» **Short task**
Every line that includes the word "Current" is to be listed.

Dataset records
---

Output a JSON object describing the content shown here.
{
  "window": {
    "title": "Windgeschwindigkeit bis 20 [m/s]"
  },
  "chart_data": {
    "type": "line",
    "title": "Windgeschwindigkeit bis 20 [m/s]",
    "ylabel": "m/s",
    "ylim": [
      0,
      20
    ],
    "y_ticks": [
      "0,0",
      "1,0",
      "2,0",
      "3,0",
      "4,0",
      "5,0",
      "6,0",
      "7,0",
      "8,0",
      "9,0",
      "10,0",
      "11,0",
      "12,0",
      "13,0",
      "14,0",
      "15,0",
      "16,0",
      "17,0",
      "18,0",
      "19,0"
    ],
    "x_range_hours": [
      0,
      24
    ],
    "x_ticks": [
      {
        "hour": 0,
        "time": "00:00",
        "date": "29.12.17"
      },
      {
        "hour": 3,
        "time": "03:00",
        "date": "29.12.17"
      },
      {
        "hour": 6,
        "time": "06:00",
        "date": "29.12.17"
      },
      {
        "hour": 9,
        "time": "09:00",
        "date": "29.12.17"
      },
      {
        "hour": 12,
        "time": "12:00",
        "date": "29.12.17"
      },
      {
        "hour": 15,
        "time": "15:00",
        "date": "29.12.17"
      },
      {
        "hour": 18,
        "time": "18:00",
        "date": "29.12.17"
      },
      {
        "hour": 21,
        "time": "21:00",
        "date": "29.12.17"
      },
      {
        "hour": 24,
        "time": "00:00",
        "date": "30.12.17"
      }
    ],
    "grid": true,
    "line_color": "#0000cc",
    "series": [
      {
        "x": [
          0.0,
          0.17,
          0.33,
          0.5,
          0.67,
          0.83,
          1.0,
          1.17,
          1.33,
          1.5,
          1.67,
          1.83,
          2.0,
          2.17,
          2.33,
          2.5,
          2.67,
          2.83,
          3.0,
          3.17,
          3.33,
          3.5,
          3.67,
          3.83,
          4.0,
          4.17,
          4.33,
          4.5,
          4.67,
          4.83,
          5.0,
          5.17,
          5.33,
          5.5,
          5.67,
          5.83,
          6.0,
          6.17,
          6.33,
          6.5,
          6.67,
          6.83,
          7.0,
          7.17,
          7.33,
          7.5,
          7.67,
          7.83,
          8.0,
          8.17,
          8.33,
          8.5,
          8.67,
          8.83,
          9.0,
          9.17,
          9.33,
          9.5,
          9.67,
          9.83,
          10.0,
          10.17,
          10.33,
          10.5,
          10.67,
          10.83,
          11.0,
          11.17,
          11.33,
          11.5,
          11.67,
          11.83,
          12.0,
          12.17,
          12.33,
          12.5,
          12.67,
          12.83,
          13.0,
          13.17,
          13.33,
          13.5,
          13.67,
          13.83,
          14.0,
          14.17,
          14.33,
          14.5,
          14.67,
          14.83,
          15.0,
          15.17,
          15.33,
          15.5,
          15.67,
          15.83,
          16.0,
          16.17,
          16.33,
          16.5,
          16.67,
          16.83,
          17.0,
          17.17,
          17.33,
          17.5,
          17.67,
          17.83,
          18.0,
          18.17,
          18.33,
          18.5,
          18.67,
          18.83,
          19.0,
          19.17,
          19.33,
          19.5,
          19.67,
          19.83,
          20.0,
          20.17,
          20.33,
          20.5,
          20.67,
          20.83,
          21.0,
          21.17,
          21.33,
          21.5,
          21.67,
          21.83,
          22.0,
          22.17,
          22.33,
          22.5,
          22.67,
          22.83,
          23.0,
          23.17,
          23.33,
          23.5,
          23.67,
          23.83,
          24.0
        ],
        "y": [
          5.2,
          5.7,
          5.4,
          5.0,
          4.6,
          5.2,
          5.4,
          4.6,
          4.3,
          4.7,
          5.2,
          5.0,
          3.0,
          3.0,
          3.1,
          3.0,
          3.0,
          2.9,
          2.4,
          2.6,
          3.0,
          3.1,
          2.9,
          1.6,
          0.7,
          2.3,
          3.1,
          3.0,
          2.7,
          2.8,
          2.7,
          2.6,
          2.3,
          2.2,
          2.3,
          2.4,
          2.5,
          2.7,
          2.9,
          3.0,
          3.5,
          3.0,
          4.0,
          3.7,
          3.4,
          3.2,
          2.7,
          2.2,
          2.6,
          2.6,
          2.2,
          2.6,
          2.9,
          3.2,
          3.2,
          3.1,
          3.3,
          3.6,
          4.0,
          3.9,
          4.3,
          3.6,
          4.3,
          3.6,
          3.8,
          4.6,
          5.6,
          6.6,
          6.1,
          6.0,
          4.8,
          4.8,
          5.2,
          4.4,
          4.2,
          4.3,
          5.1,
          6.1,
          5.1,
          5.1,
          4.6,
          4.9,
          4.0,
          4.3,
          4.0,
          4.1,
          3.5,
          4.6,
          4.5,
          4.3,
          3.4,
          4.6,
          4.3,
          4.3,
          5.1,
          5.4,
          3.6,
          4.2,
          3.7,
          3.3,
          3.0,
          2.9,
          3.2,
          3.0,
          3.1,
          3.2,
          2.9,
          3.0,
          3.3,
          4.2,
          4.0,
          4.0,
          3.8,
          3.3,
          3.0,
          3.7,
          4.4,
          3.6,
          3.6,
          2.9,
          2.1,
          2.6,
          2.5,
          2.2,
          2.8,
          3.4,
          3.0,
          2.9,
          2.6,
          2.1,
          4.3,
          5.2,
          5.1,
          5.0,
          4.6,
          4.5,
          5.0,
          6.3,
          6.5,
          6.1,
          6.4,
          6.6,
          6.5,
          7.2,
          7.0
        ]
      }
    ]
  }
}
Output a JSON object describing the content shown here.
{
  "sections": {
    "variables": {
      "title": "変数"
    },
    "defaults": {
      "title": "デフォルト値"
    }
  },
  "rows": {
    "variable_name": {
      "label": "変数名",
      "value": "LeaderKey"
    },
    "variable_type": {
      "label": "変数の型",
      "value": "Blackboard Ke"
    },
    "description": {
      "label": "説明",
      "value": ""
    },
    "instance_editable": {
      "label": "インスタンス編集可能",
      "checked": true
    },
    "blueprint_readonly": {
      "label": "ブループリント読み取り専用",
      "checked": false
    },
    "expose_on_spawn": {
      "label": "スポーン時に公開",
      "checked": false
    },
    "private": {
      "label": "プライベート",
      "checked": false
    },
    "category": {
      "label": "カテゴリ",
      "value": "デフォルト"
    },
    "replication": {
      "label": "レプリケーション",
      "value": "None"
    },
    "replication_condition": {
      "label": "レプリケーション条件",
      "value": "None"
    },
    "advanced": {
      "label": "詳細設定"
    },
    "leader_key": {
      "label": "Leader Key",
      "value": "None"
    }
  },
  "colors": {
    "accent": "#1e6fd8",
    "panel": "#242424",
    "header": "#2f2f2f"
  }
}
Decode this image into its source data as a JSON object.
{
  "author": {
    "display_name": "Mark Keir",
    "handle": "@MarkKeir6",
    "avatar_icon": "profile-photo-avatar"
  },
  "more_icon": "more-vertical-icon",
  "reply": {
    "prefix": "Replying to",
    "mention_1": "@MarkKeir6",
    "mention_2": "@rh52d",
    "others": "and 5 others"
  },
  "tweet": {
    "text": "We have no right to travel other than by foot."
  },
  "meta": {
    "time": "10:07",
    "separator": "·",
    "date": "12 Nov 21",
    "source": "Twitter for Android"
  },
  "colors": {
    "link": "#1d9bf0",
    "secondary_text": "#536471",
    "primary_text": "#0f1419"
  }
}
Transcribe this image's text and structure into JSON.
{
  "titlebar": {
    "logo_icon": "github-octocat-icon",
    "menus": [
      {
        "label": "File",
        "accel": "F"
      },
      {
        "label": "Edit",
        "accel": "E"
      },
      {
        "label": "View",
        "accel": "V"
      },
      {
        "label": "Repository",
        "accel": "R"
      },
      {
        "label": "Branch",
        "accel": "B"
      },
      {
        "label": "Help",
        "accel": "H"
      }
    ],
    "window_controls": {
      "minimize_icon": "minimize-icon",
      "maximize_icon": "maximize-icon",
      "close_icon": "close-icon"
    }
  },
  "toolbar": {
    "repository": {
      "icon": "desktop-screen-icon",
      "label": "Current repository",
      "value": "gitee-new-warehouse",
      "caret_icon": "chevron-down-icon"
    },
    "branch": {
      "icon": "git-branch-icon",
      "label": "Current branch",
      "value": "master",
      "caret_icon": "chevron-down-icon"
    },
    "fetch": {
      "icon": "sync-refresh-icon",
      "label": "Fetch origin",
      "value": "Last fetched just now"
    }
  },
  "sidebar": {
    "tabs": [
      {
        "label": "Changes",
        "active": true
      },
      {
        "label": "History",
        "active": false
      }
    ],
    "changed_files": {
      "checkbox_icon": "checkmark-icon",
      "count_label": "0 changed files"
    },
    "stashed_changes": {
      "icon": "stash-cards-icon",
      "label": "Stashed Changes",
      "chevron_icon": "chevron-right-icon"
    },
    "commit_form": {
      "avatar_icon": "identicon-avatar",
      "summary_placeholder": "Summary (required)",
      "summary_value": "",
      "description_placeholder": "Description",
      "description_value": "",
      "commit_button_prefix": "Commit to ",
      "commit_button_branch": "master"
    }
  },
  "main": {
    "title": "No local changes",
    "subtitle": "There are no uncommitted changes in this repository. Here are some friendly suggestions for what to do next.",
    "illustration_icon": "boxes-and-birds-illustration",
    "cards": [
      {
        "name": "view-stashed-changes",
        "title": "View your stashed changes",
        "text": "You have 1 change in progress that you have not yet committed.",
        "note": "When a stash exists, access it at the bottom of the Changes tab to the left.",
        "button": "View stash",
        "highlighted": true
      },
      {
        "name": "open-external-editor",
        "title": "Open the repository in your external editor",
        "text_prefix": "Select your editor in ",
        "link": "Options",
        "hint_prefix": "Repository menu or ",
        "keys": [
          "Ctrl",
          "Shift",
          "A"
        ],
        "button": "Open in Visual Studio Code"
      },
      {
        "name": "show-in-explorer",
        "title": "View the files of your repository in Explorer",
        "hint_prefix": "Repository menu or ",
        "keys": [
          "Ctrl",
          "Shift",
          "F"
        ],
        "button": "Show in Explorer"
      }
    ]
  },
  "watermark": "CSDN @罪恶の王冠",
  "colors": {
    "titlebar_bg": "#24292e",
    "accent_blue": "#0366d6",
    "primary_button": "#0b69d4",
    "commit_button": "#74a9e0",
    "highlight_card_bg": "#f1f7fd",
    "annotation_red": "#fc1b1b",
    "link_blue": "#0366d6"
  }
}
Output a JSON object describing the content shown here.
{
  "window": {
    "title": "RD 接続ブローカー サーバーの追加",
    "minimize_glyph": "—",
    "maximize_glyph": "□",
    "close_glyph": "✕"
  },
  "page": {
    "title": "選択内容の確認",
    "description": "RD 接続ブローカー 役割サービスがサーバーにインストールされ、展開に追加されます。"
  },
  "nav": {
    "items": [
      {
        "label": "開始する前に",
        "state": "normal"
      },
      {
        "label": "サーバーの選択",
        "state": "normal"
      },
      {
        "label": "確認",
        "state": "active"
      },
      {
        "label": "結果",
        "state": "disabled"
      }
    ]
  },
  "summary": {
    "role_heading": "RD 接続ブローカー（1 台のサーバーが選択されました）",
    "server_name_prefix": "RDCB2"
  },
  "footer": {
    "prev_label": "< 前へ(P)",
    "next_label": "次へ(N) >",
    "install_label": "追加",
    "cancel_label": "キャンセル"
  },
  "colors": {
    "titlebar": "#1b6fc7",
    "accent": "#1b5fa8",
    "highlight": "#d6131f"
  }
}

---

» **Solution for this problem**
      "label": "Current repository",
      "label": "Current branch",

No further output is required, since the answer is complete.